**EXERCISE DETAILS:** Reproduce every entry exactly, without alteration.

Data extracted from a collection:
----

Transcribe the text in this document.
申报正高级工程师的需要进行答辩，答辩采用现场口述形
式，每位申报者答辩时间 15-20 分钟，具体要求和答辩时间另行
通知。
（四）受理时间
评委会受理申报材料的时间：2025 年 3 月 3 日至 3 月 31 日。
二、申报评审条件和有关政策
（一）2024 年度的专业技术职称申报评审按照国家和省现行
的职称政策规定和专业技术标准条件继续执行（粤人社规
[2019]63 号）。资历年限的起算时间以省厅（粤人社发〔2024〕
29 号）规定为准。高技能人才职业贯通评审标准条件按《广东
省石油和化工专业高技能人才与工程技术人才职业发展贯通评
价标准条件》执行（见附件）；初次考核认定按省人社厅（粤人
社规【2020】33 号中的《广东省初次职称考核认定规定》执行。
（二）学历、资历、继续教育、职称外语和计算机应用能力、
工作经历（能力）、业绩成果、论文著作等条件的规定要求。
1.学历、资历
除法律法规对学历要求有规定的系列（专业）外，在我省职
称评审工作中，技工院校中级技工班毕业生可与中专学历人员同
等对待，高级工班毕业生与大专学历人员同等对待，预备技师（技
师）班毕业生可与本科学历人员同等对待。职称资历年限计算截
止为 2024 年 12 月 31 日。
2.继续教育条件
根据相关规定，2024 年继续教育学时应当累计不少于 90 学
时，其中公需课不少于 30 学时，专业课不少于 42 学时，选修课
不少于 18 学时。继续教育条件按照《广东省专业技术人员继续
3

----

**PROBLEM SOLUTION:**
Transcribe the text in this document.
申报正高级工程师的需要进行答辩，答辩采用现场口述形
式，每位申报者答辩时间 15-20 分钟，具体要求和答辩时间另行
通知。
（四）受理时间
评委会受理申报材料的时间：2025 年 3 月 3 日至 3 月 31 日。
二、申报评审条件和有关政策
（一）2024 年度的专业技术职称申报评审按照国家和省现行
的职称政策规定和专业技术标准条件继续执行（粤人社规
[2019]63 号）。资历年限的起算时间以省厅（粤人社发〔2024〕
29 号）规定为准。高技能人才职业贯通评审标准条件按《广东
省石油和化工专业高技能人才与工程技术人才职业发展贯通评
价标准条件》执行（见附件）；初次考核认定按省人社厅（粤人
社规【2020】33 号中的《广东省初次职称考核认定规定》执行。
（二）学历、资历、继续教育、职称外语和计算机应用能力、
工作经历（能力）、业绩成果、论文著作等条件的规定要求。
1.学历、资历
除法律法规对学历要求有规定的系列（专业）外，在我省职
称评审工作中，技工院校中级技工班毕业生可与中专学历人员同
等对待，高级工班毕业生与大专学历人员同等对待，预备技师（技
师）班毕业生可与本科学历人员同等对待。职称资历年限计算截
止为 2024 年 12 月 31 日。
2.继续教育条件
根据相关规定，2024 年继续教育学时应当累计不少于 90 学
时，其中公需课不少于 30 学时，专业课不少于 42 学时，选修课
不少于 18 学时。继续教育条件按照《广东省专业技术人员继续
3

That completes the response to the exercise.